Rows from a dataset:
════════════════
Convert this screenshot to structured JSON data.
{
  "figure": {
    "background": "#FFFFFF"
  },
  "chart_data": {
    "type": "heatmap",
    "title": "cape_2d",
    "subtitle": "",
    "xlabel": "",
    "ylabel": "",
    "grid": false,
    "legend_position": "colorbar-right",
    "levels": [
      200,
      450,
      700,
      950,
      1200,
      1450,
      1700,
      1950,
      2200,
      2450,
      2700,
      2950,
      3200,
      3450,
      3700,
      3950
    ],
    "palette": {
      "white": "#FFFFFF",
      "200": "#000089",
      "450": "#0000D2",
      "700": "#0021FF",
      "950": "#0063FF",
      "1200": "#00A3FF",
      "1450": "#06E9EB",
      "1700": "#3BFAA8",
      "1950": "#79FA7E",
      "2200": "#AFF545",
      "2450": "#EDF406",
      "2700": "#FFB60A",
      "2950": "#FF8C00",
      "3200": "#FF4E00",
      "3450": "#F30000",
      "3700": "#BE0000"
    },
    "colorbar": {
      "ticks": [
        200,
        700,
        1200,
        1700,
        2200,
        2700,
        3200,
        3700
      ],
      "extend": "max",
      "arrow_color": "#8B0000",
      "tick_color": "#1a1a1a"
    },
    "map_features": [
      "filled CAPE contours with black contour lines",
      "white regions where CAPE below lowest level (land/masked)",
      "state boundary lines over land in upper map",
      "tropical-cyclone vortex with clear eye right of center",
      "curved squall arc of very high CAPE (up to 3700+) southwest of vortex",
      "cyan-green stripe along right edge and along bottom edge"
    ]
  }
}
════════════════
Going through the data above, count the lines where the string "land" appears, and answer with only that number.

> **TASK ANSWER**: 2